▶ _EXTRACTED DATA_:
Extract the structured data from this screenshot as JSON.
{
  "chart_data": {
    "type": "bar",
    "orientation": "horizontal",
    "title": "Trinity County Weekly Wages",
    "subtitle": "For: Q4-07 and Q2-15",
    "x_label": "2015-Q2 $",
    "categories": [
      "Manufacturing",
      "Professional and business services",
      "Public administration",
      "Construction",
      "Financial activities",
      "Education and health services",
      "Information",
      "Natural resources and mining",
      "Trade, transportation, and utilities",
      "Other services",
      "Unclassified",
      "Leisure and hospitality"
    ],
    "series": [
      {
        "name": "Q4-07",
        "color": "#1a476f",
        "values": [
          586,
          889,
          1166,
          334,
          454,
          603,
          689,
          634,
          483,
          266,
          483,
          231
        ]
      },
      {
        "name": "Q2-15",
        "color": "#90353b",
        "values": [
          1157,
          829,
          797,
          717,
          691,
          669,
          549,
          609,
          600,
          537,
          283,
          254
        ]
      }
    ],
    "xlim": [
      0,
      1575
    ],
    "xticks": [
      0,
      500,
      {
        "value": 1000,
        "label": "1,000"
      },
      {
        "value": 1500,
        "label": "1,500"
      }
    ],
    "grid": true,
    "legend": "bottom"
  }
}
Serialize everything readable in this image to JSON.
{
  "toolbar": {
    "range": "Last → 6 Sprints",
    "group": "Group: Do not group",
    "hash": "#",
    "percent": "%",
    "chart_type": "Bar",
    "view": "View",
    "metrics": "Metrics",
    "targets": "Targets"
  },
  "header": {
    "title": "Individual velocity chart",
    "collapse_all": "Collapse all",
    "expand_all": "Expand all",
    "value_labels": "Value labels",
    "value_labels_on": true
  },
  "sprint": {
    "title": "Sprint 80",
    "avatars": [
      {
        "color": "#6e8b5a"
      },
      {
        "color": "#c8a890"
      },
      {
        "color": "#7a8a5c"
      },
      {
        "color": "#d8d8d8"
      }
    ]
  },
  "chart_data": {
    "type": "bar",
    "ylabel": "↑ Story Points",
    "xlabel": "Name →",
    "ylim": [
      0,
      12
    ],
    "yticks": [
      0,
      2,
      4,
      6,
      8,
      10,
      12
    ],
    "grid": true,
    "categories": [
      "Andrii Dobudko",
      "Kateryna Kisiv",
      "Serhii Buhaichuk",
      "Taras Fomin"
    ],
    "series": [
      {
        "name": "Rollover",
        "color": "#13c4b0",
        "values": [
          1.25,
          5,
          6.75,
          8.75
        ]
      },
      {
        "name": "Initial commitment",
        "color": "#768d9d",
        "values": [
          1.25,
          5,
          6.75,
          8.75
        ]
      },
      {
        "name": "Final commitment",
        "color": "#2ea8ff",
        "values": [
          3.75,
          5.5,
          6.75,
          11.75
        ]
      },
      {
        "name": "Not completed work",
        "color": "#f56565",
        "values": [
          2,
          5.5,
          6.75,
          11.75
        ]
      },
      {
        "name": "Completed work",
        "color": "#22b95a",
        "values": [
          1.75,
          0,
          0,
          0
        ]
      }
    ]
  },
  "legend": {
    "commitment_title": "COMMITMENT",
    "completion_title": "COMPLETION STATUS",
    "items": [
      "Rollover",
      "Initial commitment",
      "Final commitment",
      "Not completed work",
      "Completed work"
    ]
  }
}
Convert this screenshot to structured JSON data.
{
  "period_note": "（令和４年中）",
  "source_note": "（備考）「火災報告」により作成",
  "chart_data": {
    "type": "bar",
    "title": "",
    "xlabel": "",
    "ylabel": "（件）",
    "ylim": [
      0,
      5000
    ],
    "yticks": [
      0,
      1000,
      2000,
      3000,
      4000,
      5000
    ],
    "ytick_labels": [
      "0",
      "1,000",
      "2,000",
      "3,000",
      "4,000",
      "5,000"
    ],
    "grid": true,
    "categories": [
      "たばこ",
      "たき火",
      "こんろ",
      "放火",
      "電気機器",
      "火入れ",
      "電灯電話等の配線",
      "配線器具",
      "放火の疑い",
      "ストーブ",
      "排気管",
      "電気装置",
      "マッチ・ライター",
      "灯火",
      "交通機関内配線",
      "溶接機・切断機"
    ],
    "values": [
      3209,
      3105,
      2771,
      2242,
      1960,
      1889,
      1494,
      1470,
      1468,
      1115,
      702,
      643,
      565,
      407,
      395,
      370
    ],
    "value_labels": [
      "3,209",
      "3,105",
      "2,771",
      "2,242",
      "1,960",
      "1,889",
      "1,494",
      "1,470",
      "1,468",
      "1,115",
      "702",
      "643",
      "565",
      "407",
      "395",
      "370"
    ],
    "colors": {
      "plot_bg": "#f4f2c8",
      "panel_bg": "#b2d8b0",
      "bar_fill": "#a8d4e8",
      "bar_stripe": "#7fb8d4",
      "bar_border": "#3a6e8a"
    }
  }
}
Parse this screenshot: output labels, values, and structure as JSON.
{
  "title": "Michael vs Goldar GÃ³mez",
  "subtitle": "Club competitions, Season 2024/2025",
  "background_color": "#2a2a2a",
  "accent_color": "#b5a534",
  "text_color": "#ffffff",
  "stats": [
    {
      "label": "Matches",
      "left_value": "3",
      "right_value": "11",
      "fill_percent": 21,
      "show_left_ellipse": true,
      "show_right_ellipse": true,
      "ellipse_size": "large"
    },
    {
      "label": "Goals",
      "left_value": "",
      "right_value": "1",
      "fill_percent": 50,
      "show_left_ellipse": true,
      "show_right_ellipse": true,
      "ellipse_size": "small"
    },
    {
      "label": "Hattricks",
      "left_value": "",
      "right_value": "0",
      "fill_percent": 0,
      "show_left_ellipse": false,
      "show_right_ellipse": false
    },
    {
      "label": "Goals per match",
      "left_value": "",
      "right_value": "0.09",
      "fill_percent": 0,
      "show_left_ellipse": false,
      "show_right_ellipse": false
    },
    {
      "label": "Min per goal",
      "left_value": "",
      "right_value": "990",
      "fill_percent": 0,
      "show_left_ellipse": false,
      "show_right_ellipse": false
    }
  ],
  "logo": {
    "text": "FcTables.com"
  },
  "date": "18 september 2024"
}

▶ _CHALLENGE_: Locate the lines above that hold the word "JSON". Show every one of them.

▶ _REPLY TO THE EXERCISE_:
Extract the structured data from this screenshot as JSON.
Serialize everything readable in this image to JSON.
Convert this screenshot to structured JSON data.
Parse this screenshot: output labels, values, and structure as JSON.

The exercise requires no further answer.